RECORD SET —
# # # #

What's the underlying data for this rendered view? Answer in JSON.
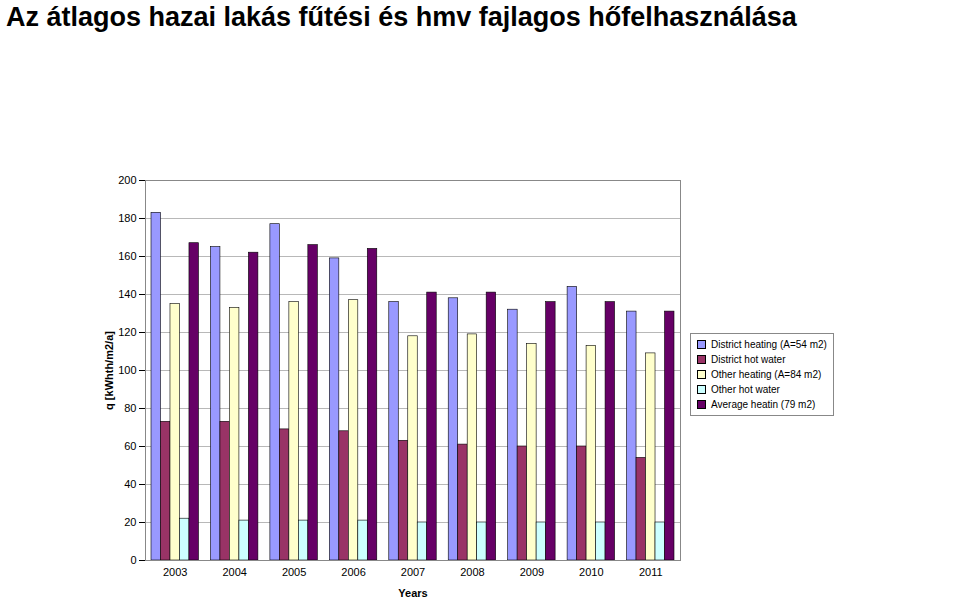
{
  "chart_data": {
    "type": "bar",
    "title": "Az átlagos hazai lakás fűtési és hmv fajlagos hőfelhasználása",
    "x_label": "Years",
    "y_label": "q [kWhth/m2/a]",
    "categories": [
      "2003",
      "2004",
      "2005",
      "2006",
      "2007",
      "2008",
      "2009",
      "2010",
      "2011"
    ],
    "series": [
      {
        "name": "District heating (A=54 m2)",
        "color": "#9999ff",
        "values": [
          183,
          165,
          177,
          159,
          136,
          138,
          132,
          144,
          131
        ]
      },
      {
        "name": "District hot water",
        "color": "#993366",
        "values": [
          73,
          73,
          69,
          68,
          63,
          61,
          60,
          60,
          54
        ]
      },
      {
        "name": "Other heating (A=84 m2)",
        "color": "#ffffcc",
        "values": [
          135,
          133,
          136,
          137,
          118,
          119,
          114,
          113,
          109
        ]
      },
      {
        "name": "Other hot water",
        "color": "#ccffff",
        "values": [
          22,
          21,
          21,
          21,
          20,
          20,
          20,
          20,
          20
        ]
      },
      {
        "name": "Average heatin (79 m2)",
        "color": "#660066",
        "values": [
          167,
          162,
          166,
          164,
          141,
          141,
          136,
          136,
          131
        ]
      }
    ],
    "ylim": [
      0,
      200
    ],
    "yticks": [
      0,
      20,
      40,
      60,
      80,
      100,
      120,
      140,
      160,
      180,
      200
    ],
    "grid": true,
    "legend": "right"
  }
}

# # # #

DIRECTIONS FOR THIS TASK — Lines containing the string "District" are to be selected and copied.

FINAL RESULT —
        "name": "District heating (A=54 m2)",
        "name": "District hot water",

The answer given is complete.